▶ [Work to complete] Transcribe the listing that follows in full, omitting pictures.

▶ [Data to process]
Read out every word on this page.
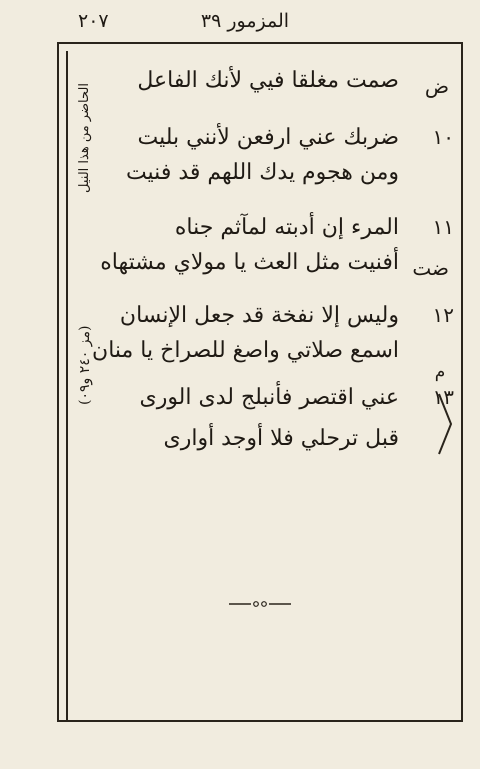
٢٠٧	المزمور ٣٩
الحاضر من هذا النيل
(مز ٢٤٠ و٠٩)
صمت مغلقا فيي لأنك الفاعل	ض
١٠ ضربك عني ارفعن لأنني بليت
ومن هجوم يدك اللهم قد فنيت
١١ المرء إن أدبته لمآثم جناه
أفنيت مثل العث يا مولاي مشتهاه ضت
١٢ وليس إلا نفخة قد جعل الإنسان
اسمع صلاتي واصغ للصراخ يا منان
م
١٣ عني اقتصر فأنبلج لدى الورى
قبل ترحلي فلا أوجد أوارى
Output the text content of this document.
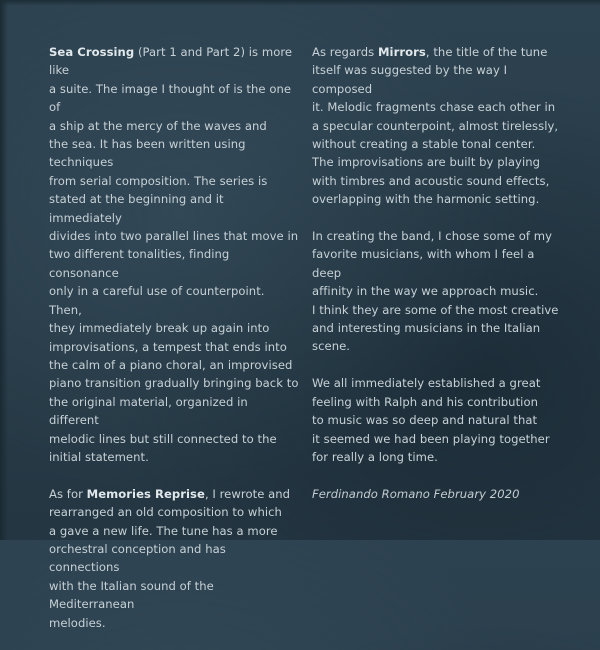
Sea Crossing (Part 1 and Part 2) is more like
a suite. The image I thought of is the one of
a ship at the mercy of the waves and
the sea. It has been written using techniques
from serial composition. The series is
stated at the beginning and it immediately
divides into two parallel lines that move in
two different tonalities, finding consonance
only in a careful use of counterpoint. Then,
they immediately break up again into
improvisations, a tempest that ends into
the calm of a piano choral, an improvised
piano transition gradually bringing back to
the original material, organized in different
melodic lines but still connected to the
initial statement.

As for Memories Reprise, I rewrote and
rearranged an old composition to which
a gave a new life. The tune has a more
orchestral conception and has connections
with the Italian sound of the Mediterranean
melodies.

As regards Mirrors, the title of the tune
itself was suggested by the way I composed
it. Melodic fragments chase each other in
a specular counterpoint, almost tirelessly,
without creating a stable tonal center.
The improvisations are built by playing
with timbres and acoustic sound effects,
overlapping with the harmonic setting.

In creating the band, I chose some of my
favorite musicians, with whom I feel a deep
affinity in the way we approach music.
I think they are some of the most creative
and interesting musicians in the Italian
scene.

We all immediately established a great
feeling with Ralph and his contribution
to music was so deep and natural that
it seemed we had been playing together
for really a long time.

Ferdinando Romano February 2020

▶ [Finished task]
Read out every word on this page.
٢٠٧	المزمور ٣٩
الحاضر من هذا النيل
(مز ٢٤٠ و٠٩)
صمت مغلقا فيي لأنك الفاعل	ض
١٠ ضربك عني ارفعن لأنني بليت
ومن هجوم يدك اللهم قد فنيت
١١ المرء إن أدبته لمآثم جناه
أفنيت مثل العث يا مولاي مشتهاه ضت
١٢ وليس إلا نفخة قد جعل الإنسان
اسمع صلاتي واصغ للصراخ يا منان
م
١٣ عني اقتصر فأنبلج لدى الورى
قبل ترحلي فلا أوجد أوارى
Output the text content of this document.
Sea Crossing (Part 1 and Part 2) is more like
a suite. The image I thought of is the one of
a ship at the mercy of the waves and
the sea. It has been written using techniques
from serial composition. The series is
stated at the beginning and it immediately
divides into two parallel lines that move in
two different tonalities, finding consonance
only in a careful use of counterpoint. Then,
they immediately break up again into
improvisations, a tempest that ends into
the calm of a piano choral, an improvised
piano transition gradually bringing back to
the original material, organized in different
melodic lines but still connected to the
initial statement.

As for Memories Reprise, I rewrote and
rearranged an old composition to which
a gave a new life. The tune has a more
orchestral conception and has connections
with the Italian sound of the Mediterranean
melodies.

As regards Mirrors, the title of the tune
itself was suggested by the way I composed
it. Melodic fragments chase each other in
a specular counterpoint, almost tirelessly,
without creating a stable tonal center.
The improvisations are built by playing
with timbres and acoustic sound effects,
overlapping with the harmonic setting.

In creating the band, I chose some of my
favorite musicians, with whom I feel a deep
affinity in the way we approach music.
I think they are some of the most creative
and interesting musicians in the Italian
scene.

We all immediately established a great
feeling with Ralph and his contribution
to music was so deep and natural that
it seemed we had been playing together
for really a long time.

Ferdinando Romano February 2020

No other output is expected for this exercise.